[THE REQUEST] Find every line in the records below that holds the word "Chapinero", and copy each one.

[EXTRACTED RECORDS]
..............................

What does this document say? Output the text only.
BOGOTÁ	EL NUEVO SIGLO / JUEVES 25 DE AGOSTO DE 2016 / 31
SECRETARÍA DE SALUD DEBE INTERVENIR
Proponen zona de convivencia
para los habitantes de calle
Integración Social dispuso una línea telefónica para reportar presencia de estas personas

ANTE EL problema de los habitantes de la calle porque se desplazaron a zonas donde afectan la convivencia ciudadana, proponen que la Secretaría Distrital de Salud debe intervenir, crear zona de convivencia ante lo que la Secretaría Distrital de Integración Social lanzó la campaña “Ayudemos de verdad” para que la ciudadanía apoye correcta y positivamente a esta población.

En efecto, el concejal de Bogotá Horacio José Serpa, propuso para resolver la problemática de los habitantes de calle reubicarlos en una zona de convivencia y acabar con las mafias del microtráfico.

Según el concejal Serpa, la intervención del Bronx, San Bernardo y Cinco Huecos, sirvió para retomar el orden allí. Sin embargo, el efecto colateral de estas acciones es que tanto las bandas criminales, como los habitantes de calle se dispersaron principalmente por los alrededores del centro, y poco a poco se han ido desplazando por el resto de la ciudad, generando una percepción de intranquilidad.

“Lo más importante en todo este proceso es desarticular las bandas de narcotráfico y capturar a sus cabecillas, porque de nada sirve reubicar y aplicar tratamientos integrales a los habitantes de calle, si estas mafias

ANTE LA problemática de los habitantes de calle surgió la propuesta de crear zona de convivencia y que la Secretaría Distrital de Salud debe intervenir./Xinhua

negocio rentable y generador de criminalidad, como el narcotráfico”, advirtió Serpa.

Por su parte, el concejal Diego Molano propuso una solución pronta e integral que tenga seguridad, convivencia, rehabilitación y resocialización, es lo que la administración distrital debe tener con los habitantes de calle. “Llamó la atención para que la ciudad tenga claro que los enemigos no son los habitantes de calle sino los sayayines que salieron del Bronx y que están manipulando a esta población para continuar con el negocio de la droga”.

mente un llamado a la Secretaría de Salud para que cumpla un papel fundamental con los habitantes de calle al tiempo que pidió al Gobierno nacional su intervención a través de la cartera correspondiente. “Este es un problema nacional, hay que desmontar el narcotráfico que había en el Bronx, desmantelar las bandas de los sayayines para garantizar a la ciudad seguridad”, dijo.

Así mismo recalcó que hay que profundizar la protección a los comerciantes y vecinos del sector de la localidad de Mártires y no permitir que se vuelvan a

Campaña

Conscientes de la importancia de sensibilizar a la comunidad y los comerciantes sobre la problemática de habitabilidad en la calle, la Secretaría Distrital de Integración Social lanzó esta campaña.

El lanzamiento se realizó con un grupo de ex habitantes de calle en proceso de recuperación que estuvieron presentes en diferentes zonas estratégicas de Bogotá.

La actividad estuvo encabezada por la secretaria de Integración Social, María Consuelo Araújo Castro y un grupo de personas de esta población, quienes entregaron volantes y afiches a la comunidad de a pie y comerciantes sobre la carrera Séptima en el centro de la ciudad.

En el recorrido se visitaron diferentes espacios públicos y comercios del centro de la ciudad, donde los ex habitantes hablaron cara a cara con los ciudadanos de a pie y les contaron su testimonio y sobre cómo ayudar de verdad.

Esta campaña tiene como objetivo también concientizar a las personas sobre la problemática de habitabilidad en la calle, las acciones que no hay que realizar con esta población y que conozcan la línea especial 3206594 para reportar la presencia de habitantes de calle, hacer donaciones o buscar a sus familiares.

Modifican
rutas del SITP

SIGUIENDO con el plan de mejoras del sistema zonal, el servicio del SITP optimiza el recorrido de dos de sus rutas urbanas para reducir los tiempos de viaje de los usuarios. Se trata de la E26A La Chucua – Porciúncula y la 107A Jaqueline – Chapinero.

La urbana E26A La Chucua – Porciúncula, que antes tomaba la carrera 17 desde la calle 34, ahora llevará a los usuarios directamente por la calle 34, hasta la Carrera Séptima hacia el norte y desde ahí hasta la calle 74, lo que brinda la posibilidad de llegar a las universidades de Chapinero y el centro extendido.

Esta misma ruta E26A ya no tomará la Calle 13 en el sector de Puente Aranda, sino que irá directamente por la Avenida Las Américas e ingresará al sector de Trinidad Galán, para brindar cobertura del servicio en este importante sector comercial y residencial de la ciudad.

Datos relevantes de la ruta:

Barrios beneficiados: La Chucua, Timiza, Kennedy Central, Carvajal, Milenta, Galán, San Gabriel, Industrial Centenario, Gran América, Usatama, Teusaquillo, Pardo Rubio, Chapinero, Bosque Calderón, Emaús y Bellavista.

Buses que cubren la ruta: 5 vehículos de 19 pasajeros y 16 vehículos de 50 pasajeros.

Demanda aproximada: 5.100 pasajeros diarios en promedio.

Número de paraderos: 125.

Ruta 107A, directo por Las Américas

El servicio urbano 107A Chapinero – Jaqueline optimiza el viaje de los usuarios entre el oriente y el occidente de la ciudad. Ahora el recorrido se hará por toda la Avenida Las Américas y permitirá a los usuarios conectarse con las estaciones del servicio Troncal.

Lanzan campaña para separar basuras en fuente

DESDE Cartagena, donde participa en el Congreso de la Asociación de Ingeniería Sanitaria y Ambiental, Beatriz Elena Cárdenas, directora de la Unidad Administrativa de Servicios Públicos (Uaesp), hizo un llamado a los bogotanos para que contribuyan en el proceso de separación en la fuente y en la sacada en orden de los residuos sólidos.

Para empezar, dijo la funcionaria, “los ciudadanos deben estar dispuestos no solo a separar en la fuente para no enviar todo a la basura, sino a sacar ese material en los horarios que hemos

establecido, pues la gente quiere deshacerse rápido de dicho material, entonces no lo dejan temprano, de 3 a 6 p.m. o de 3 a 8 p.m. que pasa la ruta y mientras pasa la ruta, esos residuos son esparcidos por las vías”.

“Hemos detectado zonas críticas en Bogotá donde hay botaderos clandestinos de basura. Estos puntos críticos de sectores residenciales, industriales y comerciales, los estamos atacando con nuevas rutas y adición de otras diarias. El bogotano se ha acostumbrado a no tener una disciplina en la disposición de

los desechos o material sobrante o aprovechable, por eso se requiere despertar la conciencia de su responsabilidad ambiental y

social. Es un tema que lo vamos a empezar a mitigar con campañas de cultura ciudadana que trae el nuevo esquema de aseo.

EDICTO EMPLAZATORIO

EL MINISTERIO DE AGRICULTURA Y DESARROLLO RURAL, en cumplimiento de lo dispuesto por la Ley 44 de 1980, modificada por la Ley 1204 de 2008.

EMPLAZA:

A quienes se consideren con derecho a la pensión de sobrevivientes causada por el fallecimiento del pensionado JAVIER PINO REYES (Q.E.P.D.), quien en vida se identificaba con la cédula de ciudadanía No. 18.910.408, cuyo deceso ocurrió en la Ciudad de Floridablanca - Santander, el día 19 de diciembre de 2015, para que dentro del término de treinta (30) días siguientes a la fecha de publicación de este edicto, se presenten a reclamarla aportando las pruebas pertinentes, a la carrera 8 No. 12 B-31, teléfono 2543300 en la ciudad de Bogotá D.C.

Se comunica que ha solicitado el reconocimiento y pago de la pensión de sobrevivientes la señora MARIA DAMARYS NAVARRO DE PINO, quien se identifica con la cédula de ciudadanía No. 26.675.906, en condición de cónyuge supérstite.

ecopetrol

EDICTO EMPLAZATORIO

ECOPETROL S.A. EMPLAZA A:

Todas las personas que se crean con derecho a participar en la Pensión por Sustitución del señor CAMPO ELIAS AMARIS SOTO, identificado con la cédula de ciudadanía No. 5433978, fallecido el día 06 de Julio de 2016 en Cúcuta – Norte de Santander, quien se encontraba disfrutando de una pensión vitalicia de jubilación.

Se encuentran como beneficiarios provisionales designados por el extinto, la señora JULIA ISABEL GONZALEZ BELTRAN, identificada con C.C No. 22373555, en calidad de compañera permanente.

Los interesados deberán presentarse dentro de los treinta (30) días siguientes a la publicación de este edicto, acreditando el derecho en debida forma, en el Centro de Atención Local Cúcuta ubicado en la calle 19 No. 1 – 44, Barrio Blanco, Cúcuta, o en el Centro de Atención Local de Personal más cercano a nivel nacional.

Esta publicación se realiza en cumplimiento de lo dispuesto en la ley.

..............................

[OUTPUT BELOW]
SIGUIENDO con el plan de mejoras del sistema zonal, el servicio del SITP optimiza el recorrido de dos de sus rutas urbanas para reducir los tiempos de viaje de los usuarios. Se trata de la E26A La Chucua – Porciúncula y la 107A Jaqueline – Chapinero.
La urbana E26A La Chucua – Porciúncula, que antes tomaba la carrera 17 desde la calle 34, ahora llevará a los usuarios directamente por la calle 34, hasta la Carrera Séptima hacia el norte y desde ahí hasta la calle 74, lo que brinda la posibilidad de llegar a las universidades de Chapinero y el centro extendido.
Barrios beneficiados: La Chucua, Timiza, Kennedy Central, Carvajal, Milenta, Galán, San Gabriel, Industrial Centenario, Gran América, Usatama, Teusaquillo, Pardo Rubio, Chapinero, Bosque Calderón, Emaús y Bellavista.
El servicio urbano 107A Chapinero – Jaqueline optimiza el viaje de los usuarios entre el oriente y el occidente de la ciudad. Ahora el recorrido se hará por toda la Avenida Las Américas y permitirá a los usuarios conectarse con las estaciones del servicio Troncal.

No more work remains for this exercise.